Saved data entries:
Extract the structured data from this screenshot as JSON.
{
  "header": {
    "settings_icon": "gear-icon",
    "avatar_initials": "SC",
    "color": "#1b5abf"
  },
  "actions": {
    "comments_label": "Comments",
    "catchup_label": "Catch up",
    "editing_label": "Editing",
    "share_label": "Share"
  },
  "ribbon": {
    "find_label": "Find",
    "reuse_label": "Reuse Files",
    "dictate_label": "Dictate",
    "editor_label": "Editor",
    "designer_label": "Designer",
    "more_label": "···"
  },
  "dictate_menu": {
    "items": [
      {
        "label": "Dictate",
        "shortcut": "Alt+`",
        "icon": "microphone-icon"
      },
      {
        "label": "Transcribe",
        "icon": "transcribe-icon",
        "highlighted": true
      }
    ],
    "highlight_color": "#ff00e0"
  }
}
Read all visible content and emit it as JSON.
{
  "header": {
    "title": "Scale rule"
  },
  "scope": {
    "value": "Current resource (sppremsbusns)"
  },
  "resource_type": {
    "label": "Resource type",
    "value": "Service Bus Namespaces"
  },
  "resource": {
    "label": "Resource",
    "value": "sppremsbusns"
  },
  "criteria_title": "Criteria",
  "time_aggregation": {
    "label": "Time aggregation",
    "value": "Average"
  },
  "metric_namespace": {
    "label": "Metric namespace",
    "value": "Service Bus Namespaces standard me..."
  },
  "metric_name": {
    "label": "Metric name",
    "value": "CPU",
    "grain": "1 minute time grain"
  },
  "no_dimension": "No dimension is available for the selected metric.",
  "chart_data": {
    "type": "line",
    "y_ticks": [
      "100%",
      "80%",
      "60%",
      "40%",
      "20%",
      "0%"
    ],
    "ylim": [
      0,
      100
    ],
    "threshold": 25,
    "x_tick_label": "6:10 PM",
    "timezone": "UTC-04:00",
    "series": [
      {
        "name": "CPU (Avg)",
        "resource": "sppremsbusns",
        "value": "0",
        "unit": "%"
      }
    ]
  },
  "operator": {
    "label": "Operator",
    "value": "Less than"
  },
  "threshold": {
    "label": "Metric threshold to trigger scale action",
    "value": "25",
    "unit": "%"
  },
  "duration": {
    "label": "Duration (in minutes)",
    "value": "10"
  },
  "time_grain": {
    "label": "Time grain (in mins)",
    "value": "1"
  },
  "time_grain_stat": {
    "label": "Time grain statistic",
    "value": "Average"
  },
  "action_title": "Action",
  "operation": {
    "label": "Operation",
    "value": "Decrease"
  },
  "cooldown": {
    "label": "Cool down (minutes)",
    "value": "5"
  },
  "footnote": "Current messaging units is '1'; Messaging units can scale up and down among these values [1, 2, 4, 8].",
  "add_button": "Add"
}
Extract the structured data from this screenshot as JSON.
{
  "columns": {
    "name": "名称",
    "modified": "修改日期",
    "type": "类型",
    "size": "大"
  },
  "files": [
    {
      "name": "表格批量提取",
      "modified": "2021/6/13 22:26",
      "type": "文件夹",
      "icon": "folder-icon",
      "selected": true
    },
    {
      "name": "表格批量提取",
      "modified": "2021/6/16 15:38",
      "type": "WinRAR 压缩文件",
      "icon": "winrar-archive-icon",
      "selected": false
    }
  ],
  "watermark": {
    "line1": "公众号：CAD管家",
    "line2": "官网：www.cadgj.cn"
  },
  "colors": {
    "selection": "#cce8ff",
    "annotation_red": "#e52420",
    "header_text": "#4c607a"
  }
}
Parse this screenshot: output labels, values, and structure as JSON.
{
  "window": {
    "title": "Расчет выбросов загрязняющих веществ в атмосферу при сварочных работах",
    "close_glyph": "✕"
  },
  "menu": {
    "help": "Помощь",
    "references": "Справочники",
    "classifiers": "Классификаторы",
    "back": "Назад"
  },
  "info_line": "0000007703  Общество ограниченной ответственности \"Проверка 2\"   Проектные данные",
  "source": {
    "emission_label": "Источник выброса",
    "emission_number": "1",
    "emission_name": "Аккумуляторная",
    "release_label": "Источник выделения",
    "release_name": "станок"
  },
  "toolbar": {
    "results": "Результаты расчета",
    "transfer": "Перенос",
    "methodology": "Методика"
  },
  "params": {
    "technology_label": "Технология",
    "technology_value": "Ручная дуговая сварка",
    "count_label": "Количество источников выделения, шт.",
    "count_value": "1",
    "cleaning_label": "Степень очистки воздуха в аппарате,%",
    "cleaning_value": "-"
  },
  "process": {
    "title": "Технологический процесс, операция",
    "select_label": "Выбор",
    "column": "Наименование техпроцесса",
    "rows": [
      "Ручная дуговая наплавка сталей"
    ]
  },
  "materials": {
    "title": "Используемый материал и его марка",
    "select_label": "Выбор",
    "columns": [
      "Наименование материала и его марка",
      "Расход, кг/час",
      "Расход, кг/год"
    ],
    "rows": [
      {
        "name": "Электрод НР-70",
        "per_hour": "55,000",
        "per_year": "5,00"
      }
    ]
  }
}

§ Problem statement
In the records above, find each line holding "threshold" and copy it.

§ Expected answer
    "threshold": 25,
  "threshold": {
    "label": "Metric threshold to trigger scale action",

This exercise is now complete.